_Goal_: Copy out the lines that include the word "label".

_Material for this task_:
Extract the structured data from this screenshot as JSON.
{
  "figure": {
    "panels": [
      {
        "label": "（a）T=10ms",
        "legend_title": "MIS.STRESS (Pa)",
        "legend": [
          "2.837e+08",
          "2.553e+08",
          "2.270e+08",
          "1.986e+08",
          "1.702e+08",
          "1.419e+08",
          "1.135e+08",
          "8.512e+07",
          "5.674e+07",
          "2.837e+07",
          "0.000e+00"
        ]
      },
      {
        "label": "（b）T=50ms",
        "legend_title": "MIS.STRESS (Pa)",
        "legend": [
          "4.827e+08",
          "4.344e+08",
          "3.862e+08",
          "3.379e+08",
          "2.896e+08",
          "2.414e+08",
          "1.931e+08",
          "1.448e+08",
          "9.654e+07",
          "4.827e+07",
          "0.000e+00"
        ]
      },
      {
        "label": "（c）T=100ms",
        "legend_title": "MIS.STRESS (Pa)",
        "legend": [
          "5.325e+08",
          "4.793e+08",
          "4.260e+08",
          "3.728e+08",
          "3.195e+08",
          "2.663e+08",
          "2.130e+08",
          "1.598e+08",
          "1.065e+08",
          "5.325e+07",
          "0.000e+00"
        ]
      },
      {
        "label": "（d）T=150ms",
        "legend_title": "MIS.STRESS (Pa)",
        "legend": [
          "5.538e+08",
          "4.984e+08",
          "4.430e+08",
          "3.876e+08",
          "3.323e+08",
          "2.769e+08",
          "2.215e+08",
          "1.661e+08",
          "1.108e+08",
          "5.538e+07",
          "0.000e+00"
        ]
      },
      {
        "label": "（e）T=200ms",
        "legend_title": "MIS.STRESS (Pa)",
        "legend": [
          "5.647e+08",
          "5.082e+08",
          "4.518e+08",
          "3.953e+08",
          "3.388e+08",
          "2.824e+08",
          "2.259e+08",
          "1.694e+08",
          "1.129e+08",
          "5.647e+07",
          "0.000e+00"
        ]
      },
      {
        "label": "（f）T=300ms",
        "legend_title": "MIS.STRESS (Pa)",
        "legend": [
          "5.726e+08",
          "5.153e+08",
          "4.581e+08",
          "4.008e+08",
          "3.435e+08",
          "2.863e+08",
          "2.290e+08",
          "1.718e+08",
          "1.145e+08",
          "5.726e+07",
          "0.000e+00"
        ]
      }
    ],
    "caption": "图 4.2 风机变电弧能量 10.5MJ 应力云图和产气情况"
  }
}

_Response below_:
        "label": "（a）T=10ms",
        "label": "（b）T=50ms",
        "label": "（c）T=100ms",
        "label": "（d）T=150ms",
        "label": "（e）T=200ms",
        "label": "（f）T=300ms",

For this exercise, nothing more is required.